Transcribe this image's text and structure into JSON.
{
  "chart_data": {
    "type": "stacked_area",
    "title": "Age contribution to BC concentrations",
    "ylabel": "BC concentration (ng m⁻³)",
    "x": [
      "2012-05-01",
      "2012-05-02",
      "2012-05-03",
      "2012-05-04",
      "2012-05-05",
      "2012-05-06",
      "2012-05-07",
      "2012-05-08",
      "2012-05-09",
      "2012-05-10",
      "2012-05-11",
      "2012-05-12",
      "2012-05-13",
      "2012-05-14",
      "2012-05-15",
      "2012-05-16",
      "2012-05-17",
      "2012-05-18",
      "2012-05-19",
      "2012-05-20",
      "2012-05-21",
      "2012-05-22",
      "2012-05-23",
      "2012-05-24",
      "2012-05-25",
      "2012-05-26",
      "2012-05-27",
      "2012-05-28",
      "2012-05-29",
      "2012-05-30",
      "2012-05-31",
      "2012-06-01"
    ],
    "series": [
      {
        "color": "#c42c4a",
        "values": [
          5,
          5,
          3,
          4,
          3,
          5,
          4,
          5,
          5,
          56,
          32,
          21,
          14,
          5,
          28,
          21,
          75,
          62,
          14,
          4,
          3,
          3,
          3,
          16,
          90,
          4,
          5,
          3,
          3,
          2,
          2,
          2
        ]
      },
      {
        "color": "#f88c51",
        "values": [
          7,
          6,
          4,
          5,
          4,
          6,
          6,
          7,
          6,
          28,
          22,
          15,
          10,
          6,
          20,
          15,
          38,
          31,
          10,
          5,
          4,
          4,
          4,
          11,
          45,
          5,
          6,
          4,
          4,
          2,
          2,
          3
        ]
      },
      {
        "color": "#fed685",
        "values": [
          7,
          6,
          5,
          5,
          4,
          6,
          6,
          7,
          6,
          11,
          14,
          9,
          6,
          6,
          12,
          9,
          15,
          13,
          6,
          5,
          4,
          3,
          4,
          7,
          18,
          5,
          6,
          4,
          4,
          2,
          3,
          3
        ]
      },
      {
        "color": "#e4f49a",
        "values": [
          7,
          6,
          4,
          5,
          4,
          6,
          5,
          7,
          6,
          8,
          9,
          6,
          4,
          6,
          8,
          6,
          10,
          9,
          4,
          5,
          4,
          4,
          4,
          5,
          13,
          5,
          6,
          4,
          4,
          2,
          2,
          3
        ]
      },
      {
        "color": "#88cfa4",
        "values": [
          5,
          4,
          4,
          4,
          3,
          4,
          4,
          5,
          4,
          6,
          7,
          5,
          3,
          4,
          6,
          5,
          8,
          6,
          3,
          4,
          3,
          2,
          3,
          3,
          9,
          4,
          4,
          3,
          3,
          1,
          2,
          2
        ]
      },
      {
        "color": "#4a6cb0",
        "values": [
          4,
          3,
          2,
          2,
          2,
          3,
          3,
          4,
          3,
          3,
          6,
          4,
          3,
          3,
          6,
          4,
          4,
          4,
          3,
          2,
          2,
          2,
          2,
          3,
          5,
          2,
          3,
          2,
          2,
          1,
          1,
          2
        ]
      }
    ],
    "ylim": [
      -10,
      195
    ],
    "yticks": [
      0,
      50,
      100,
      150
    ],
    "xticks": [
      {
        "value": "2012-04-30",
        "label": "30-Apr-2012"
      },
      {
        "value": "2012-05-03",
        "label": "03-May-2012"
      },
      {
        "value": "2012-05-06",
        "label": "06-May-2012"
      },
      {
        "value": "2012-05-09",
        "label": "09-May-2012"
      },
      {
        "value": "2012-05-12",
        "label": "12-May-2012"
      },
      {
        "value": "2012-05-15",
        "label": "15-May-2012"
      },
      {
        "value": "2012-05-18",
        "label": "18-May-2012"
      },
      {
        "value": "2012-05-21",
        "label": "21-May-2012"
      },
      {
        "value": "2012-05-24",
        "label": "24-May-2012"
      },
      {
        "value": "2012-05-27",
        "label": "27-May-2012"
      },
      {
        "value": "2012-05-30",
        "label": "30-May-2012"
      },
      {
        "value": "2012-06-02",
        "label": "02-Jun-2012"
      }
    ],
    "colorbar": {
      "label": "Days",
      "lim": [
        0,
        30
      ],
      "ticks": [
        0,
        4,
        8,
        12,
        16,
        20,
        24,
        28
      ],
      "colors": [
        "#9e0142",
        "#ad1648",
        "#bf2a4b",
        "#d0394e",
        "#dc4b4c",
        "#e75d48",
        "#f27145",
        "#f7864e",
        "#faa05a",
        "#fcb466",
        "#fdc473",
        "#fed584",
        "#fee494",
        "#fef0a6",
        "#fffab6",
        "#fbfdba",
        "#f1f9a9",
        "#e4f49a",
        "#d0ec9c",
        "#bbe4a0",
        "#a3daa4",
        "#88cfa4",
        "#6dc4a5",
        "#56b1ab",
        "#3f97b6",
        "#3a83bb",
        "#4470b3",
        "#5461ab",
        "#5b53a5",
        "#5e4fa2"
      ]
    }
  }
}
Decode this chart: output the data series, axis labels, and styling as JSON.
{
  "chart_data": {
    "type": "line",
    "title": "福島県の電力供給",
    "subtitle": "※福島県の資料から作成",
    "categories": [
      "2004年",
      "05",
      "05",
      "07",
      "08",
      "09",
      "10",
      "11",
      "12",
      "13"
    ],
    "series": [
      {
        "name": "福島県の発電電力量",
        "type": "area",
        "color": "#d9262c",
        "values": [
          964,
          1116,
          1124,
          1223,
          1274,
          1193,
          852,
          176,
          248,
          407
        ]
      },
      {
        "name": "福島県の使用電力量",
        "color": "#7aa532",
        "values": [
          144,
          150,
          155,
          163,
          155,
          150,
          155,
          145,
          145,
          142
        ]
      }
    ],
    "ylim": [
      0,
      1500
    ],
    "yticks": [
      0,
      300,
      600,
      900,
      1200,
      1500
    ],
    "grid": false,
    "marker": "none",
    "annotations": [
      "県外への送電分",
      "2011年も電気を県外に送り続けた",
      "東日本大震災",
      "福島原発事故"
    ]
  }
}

····················

● **Given instruction**:
Transcribe, word for word, every line from the one containing "Decode this chart: output" through the final line of the entries, and nothing else.

● **Task output**:
Decode this chart: output the data series, axis labels, and styling as JSON.
{
  "chart_data": {
    "type": "line",
    "title": "福島県の電力供給",
    "subtitle": "※福島県の資料から作成",
    "categories": [
      "2004年",
      "05",
      "05",
      "07",
      "08",
      "09",
      "10",
      "11",
      "12",
      "13"
    ],
    "series": [
      {
        "name": "福島県の発電電力量",
        "type": "area",
        "color": "#d9262c",
        "values": [
          964,
          1116,
          1124,
          1223,
          1274,
          1193,
          852,
          176,
          248,
          407
        ]
      },
      {
        "name": "福島県の使用電力量",
        "color": "#7aa532",
        "values": [
          144,
          150,
          155,
          163,
          155,
          150,
          155,
          145,
          145,
          142
        ]
      }
    ],
    "ylim": [
      0,
      1500
    ],
    "yticks": [
      0,
      300,
      600,
      900,
      1200,
      1500
    ],
    "grid": false,
    "marker": "none",
    "annotations": [
      "県外への送電分",
      "2011年も電気を県外に送り続けた",
      "東日本大震災",
      "福島原発事故"
    ]
  }
}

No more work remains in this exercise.